**Dataset records**.
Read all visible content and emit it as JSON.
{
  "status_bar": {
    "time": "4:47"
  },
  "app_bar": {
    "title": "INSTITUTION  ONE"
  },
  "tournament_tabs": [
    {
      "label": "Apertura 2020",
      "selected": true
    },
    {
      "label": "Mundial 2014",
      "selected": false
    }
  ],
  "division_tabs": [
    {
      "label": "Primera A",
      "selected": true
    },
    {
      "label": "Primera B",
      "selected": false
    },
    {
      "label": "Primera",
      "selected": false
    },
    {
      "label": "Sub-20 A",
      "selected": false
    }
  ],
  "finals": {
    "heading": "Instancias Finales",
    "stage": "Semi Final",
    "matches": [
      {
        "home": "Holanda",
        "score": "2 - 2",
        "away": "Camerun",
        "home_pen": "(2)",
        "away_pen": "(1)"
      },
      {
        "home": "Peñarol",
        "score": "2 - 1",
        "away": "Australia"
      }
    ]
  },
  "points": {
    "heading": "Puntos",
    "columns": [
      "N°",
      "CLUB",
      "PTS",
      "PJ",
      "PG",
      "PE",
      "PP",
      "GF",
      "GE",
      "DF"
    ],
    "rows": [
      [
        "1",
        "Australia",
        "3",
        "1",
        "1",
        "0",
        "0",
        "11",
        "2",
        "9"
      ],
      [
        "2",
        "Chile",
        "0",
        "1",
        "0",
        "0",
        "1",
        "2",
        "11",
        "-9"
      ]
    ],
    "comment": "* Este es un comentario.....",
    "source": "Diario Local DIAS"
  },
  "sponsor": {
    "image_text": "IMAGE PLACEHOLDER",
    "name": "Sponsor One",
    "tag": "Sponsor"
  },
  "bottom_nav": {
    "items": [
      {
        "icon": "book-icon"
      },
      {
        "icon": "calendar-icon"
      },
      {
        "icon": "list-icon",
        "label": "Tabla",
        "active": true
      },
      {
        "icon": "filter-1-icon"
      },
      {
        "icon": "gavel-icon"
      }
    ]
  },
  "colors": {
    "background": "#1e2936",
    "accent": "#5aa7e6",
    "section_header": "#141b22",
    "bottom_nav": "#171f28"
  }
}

**The exercise**. Reproduce the material exactly, with every line intact.

**Expected answer**.
Read all visible content and emit it as JSON.
{
  "status_bar": {
    "time": "4:47"
  },
  "app_bar": {
    "title": "INSTITUTION  ONE"
  },
  "tournament_tabs": [
    {
      "label": "Apertura 2020",
      "selected": true
    },
    {
      "label": "Mundial 2014",
      "selected": false
    }
  ],
  "division_tabs": [
    {
      "label": "Primera A",
      "selected": true
    },
    {
      "label": "Primera B",
      "selected": false
    },
    {
      "label": "Primera",
      "selected": false
    },
    {
      "label": "Sub-20 A",
      "selected": false
    }
  ],
  "finals": {
    "heading": "Instancias Finales",
    "stage": "Semi Final",
    "matches": [
      {
        "home": "Holanda",
        "score": "2 - 2",
        "away": "Camerun",
        "home_pen": "(2)",
        "away_pen": "(1)"
      },
      {
        "home": "Peñarol",
        "score": "2 - 1",
        "away": "Australia"
      }
    ]
  },
  "points": {
    "heading": "Puntos",
    "columns": [
      "N°",
      "CLUB",
      "PTS",
      "PJ",
      "PG",
      "PE",
      "PP",
      "GF",
      "GE",
      "DF"
    ],
    "rows": [
      [
        "1",
        "Australia",
        "3",
        "1",
        "1",
        "0",
        "0",
        "11",
        "2",
        "9"
      ],
      [
        "2",
        "Chile",
        "0",
        "1",
        "0",
        "0",
        "1",
        "2",
        "11",
        "-9"
      ]
    ],
    "comment": "* Este es un comentario.....",
    "source": "Diario Local DIAS"
  },
  "sponsor": {
    "image_text": "IMAGE PLACEHOLDER",
    "name": "Sponsor One",
    "tag": "Sponsor"
  },
  "bottom_nav": {
    "items": [
      {
        "icon": "book-icon"
      },
      {
        "icon": "calendar-icon"
      },
      {
        "icon": "list-icon",
        "label": "Tabla",
        "active": true
      },
      {
        "icon": "filter-1-icon"
      },
      {
        "icon": "gavel-icon"
      }
    ]
  },
  "colors": {
    "background": "#1e2936",
    "accent": "#5aa7e6",
    "section_header": "#141b22",
    "bottom_nav": "#171f28"
  }
}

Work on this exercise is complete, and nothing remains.